EXERCISE TASK
Images are not part of the copy; write out the rest of the data exactly as given.

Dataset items
──────────

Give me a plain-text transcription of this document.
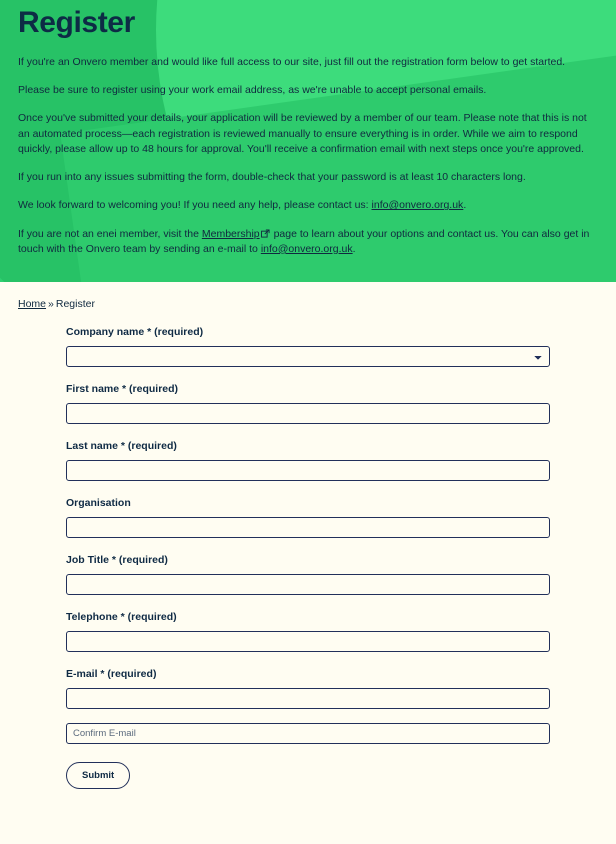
Register

If you're an Onvero member and would like full access to our site, just fill out the registration form below to get started.

Please be sure to register using your work email address, as we're unable to accept personal emails.

Once you've submitted your details, your application will be reviewed by a member of our team. Please note that this is not an automated process—each registration is reviewed manually to ensure everything is in order. While we aim to respond quickly, please allow up to 48 hours for approval. You'll receive a confirmation email with next steps once you're approved.

If you run into any issues submitting the form, double-check that your password is at least 10 characters long.

We look forward to welcoming you! If you need any help, please contact us: info@onvero.org.uk.

If you are not an enei member, visit the Membership page to learn about your options and contact us. You can also get in touch with the Onvero team by sending an e-mail to info@onvero.org.uk.

Home » Register
Company name * (required)
First name * (required)
Last name * (required)
Organisation
Job Title * (required)
Telephone * (required)
E-mail * (required)
Confirm E-mail
Submit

──────────

CORRECT RESPONSE
Give me a plain-text transcription of this document.
Register

If you're an Onvero member and would like full access to our site, just fill out the registration form below to get started.

Please be sure to register using your work email address, as we're unable to accept personal emails.

Once you've submitted your details, your application will be reviewed by a member of our team. Please note that this is not an automated process—each registration is reviewed manually to ensure everything is in order. While we aim to respond quickly, please allow up to 48 hours for approval. You'll receive a confirmation email with next steps once you're approved.

If you run into any issues submitting the form, double-check that your password is at least 10 characters long.

We look forward to welcoming you! If you need any help, please contact us: info@onvero.org.uk.

If you are not an enei member, visit the Membership page to learn about your options and contact us. You can also get in touch with the Onvero team by sending an e-mail to info@onvero.org.uk.

Home » Register
Company name * (required)
First name * (required)
Last name * (required)
Organisation
Job Title * (required)
Telephone * (required)
E-mail * (required)
Confirm E-mail
Submit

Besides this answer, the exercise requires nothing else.